(Dataset entries)
▶
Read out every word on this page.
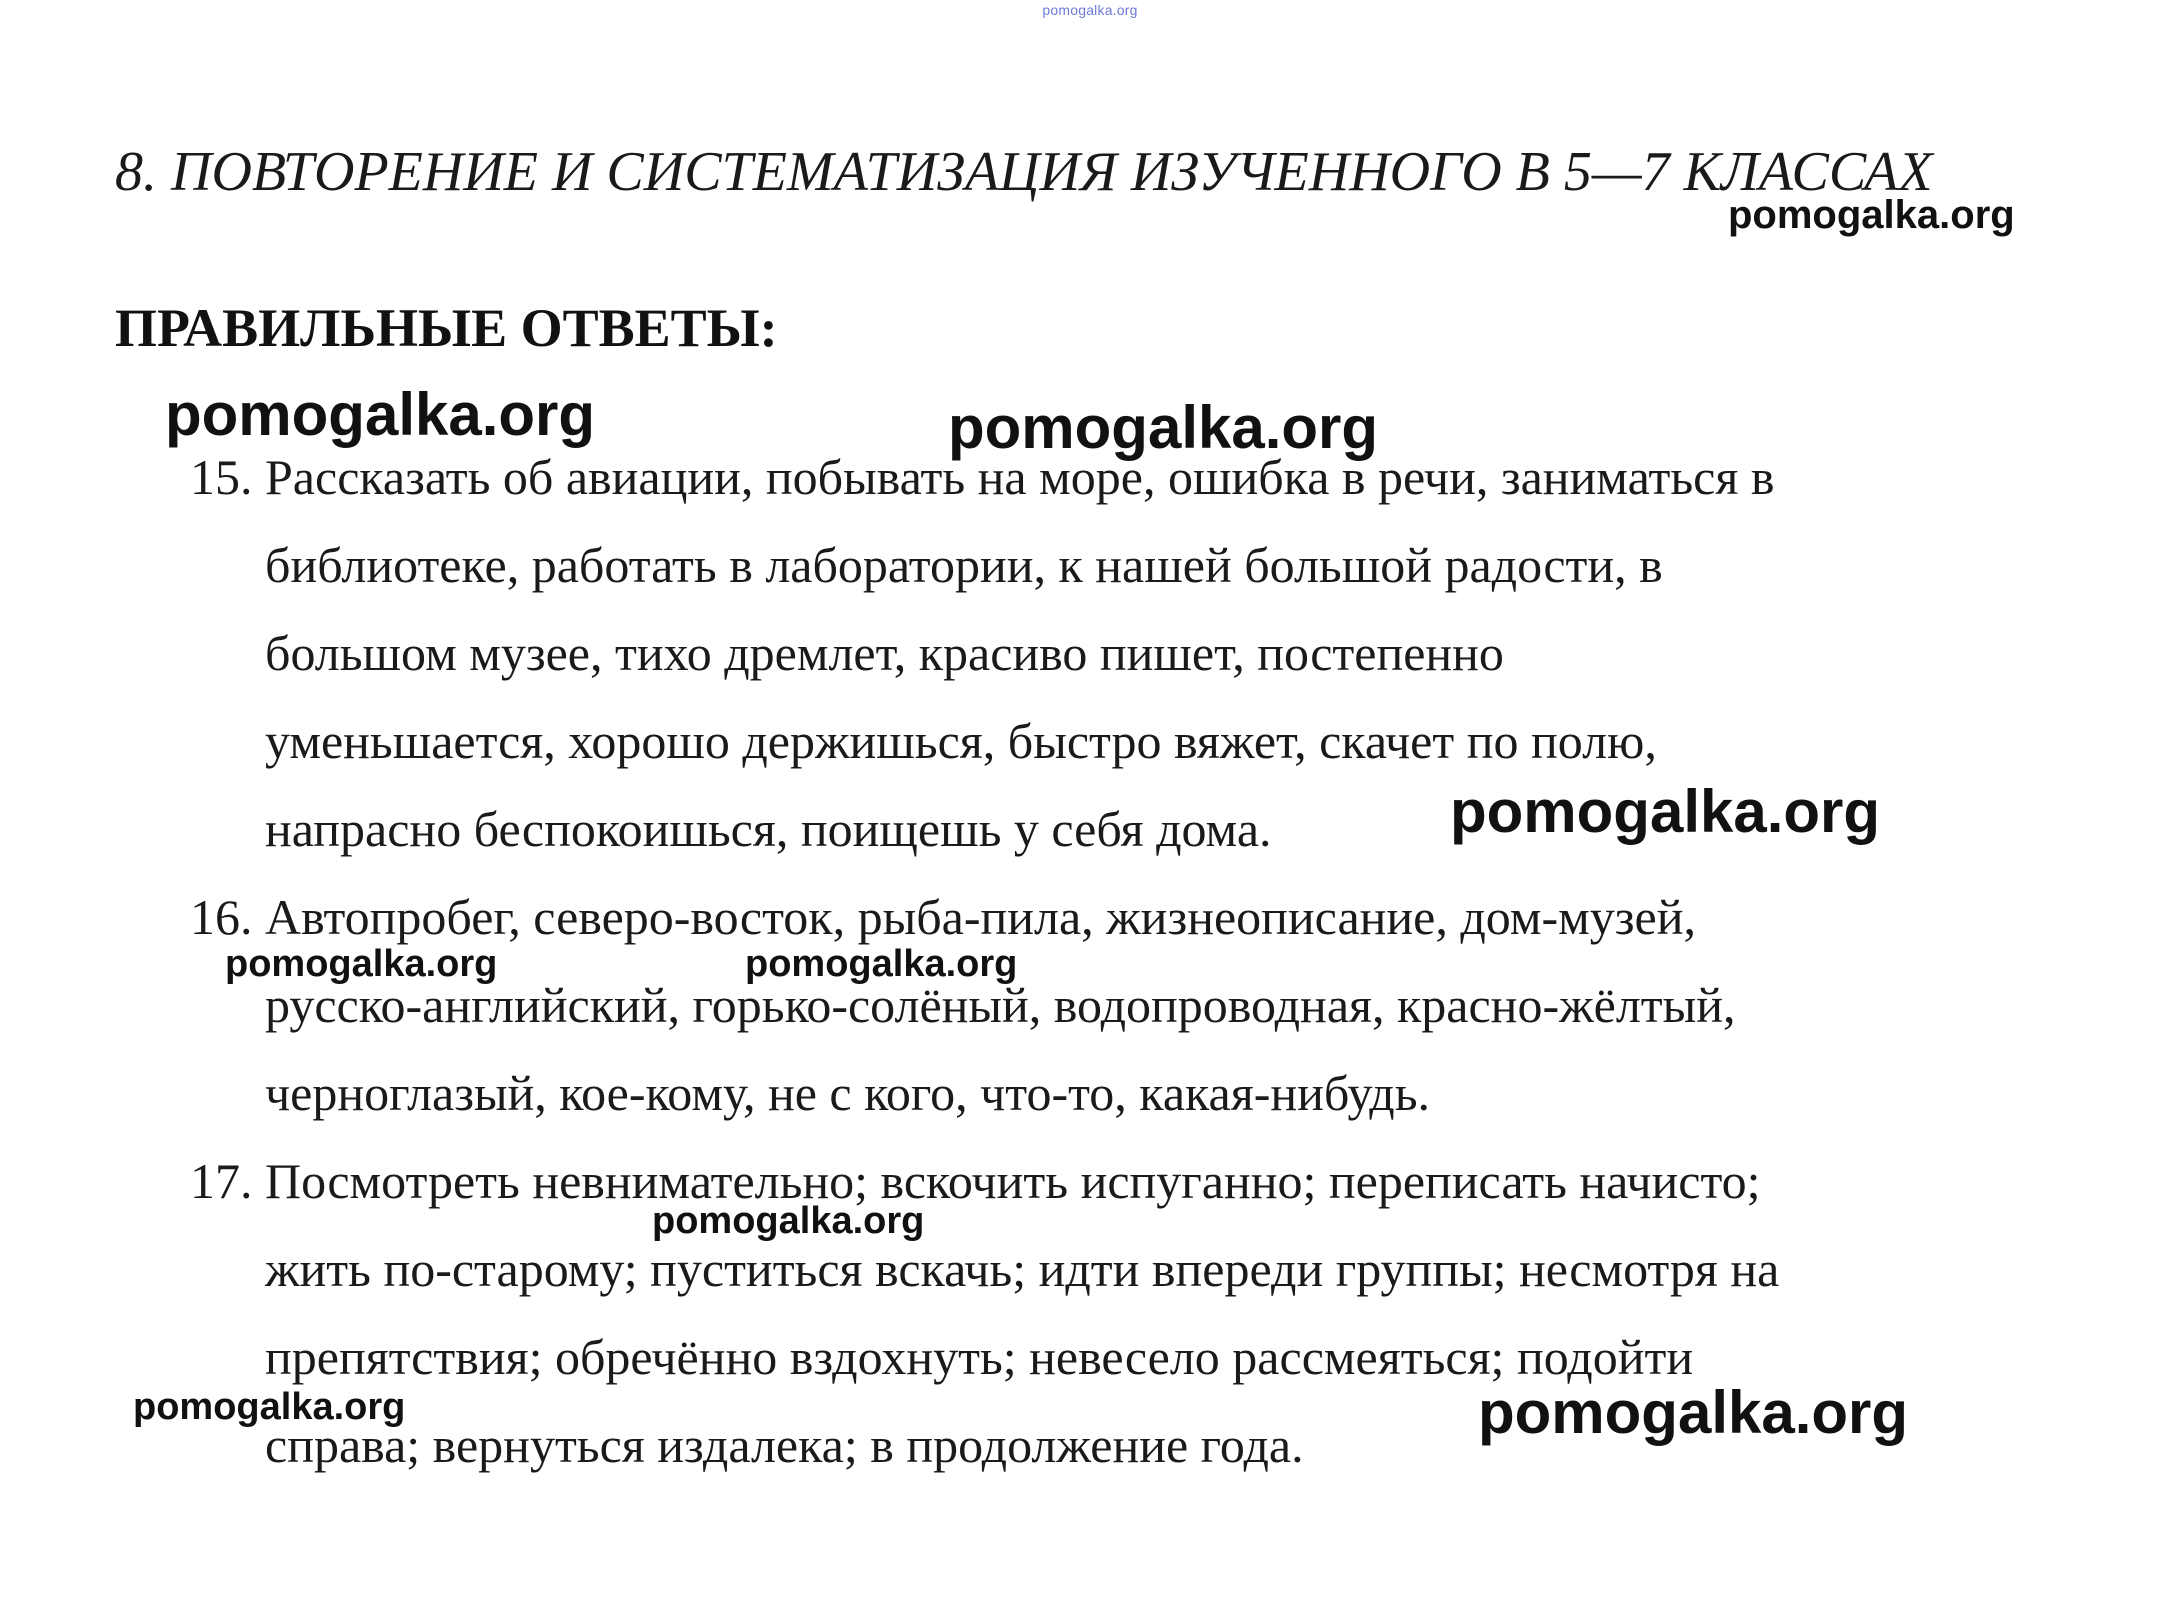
pomogalka.org
8. ПОВТОРЕНИЕ И СИСТЕМАТИЗАЦИЯ ИЗУЧЕННОГО В 5—7 КЛАССАХ
ПРАВИЛЬНЫЕ ОТВЕТЫ:
15. Рассказать об авиации, побывать на море, ошибка в речи, заниматься в
библиотеке, работать в лаборатории, к нашей большой радости, в
большом музее, тихо дремлет, красиво пишет, постепенно
уменьшается, хорошо держишься, быстро вяжет, скачет по полю,
напрасно беспокоишься, поищешь у себя дома.
16. Автопробег, северо-восток, рыба-пила, жизнеописание, дом-музей,
русско-английский, горько-солёный, водопроводная, красно-жёлтый,
черноглазый, кое-кому, не с кого, что-то, какая-нибудь.
17. Посмотреть невнимательно; вскочить испуганно; переписать начисто;
жить по-старому; пуститься вскачь; идти впереди группы; несмотря на
препятствия; обречённо вздохнуть; невесело рассмеяться; подойти
справа; вернуться издалека; в продолжение года.
pomogalka.org
pomogalka.org	pomogalka.org
pomogalka.org
pomogalka.org	pomogalka.org
pomogalka.org
pomogalka.org	pomogalka.org
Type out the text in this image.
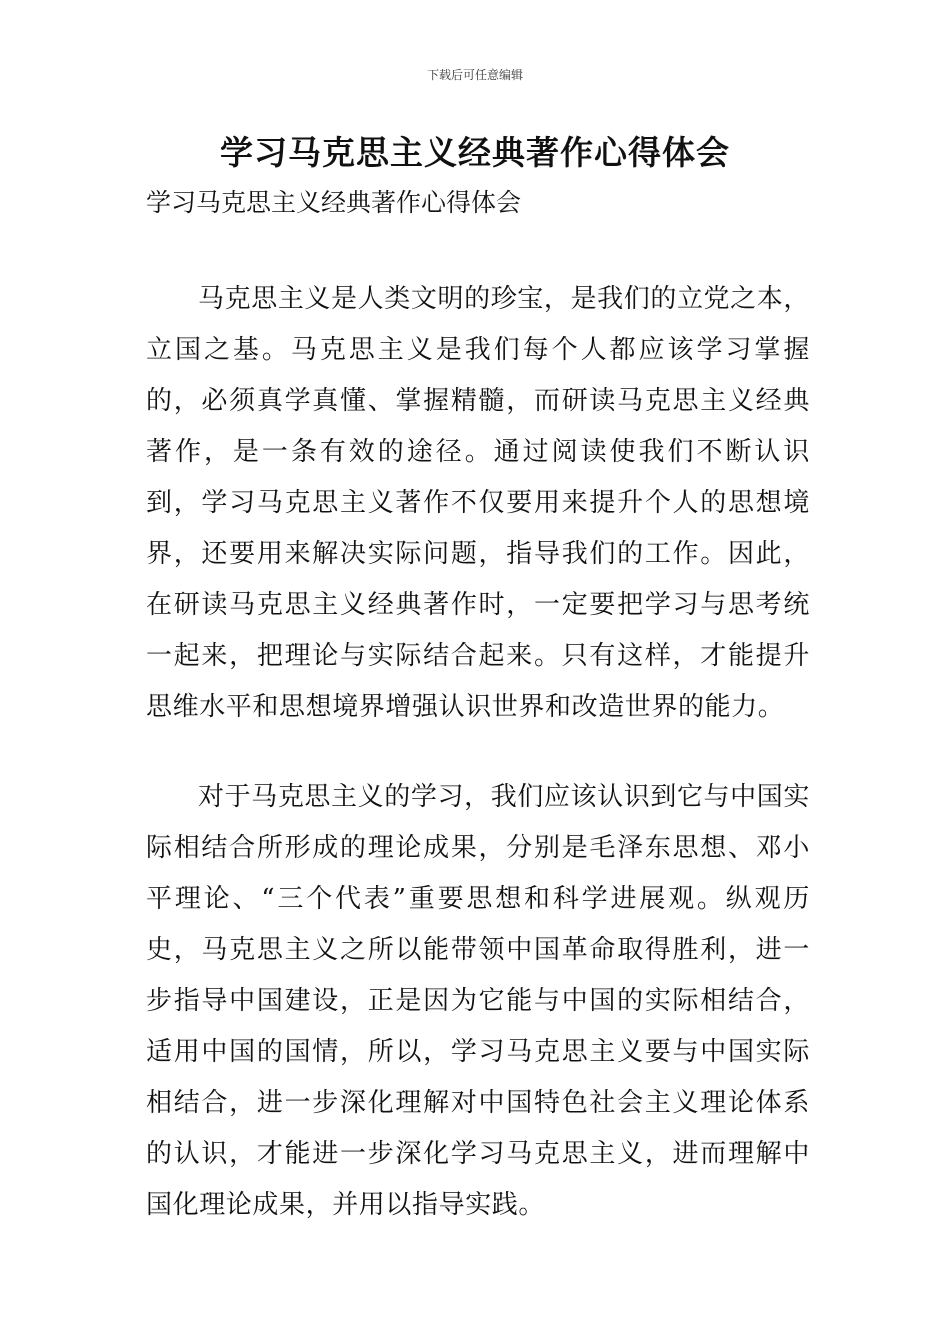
下载后可任意编辑
学习马克思主义经典著作心得体会

学习马克思主义经典著作心得体会

马克思主义是人类文明的珍宝，是我们的立党之本，立国之基。马克思主义是我们每个人都应该学习掌握的，必须真学真懂、掌握精髓，而研读马克思主义经典著作，是一条有效的途径。通过阅读使我们不断认识到，学习马克思主义著作不仅要用来提升个人的思想境界，还要用来解决实际问题，指导我们的工作。因此，在研读马克思主义经典著作时，一定要把学习与思考统一起来，把理论与实际结合起来。只有这样，才能提升思维水平和思想境界增强认识世界和改造世界的能力。

对于马克思主义的学习，我们应该认识到它与中国实际相结合所形成的理论成果，分别是毛泽东思想、邓小平理论、“三个代表”重要思想和科学进展观。纵观历史，马克思主义之所以能带领中国革命取得胜利，进一步指导中国建设，正是因为它能与中国的实际相结合，适用中国的国情，所以，学习马克思主义要与中国实际相结合，进一步深化理解对中国特色社会主义理论体系的认识，才能进一步深化学习马克思主义，进而理解中国化理论成果，并用以指导实践。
◀
Your task: Print the complete listing exactly, apart from any pictures.

Completed exercise:
Read out every word on this page.
pomogalka.org
8. ПОВТОРЕНИЕ И СИСТЕМАТИЗАЦИЯ ИЗУЧЕННОГО В 5—7 КЛАССАХ
ПРАВИЛЬНЫЕ ОТВЕТЫ:
15. Рассказать об авиации, побывать на море, ошибка в речи, заниматься в
библиотеке, работать в лаборатории, к нашей большой радости, в
большом музее, тихо дремлет, красиво пишет, постепенно
уменьшается, хорошо держишься, быстро вяжет, скачет по полю,
напрасно беспокоишься, поищешь у себя дома.
16. Автопробег, северо-восток, рыба-пила, жизнеописание, дом-музей,
русско-английский, горько-солёный, водопроводная, красно-жёлтый,
черноглазый, кое-кому, не с кого, что-то, какая-нибудь.
17. Посмотреть невнимательно; вскочить испуганно; переписать начисто;
жить по-старому; пуститься вскачь; идти впереди группы; несмотря на
препятствия; обречённо вздохнуть; невесело рассмеяться; подойти
справа; вернуться издалека; в продолжение года.
pomogalka.org
pomogalka.org	pomogalka.org
pomogalka.org
pomogalka.org	pomogalka.org
pomogalka.org
pomogalka.org	pomogalka.org
Type out the text in this image.
下载后可任意编辑
学习马克思主义经典著作心得体会

学习马克思主义经典著作心得体会

马克思主义是人类文明的珍宝，是我们的立党之本，立国之基。马克思主义是我们每个人都应该学习掌握的，必须真学真懂、掌握精髓，而研读马克思主义经典著作，是一条有效的途径。通过阅读使我们不断认识到，学习马克思主义著作不仅要用来提升个人的思想境界，还要用来解决实际问题，指导我们的工作。因此，在研读马克思主义经典著作时，一定要把学习与思考统一起来，把理论与实际结合起来。只有这样，才能提升思维水平和思想境界增强认识世界和改造世界的能力。

对于马克思主义的学习，我们应该认识到它与中国实际相结合所形成的理论成果，分别是毛泽东思想、邓小平理论、“三个代表”重要思想和科学进展观。纵观历史，马克思主义之所以能带领中国革命取得胜利，进一步指导中国建设，正是因为它能与中国的实际相结合，适用中国的国情，所以，学习马克思主义要与中国实际相结合，进一步深化理解对中国特色社会主义理论体系的认识，才能进一步深化学习马克思主义，进而理解中国化理论成果，并用以指导实践。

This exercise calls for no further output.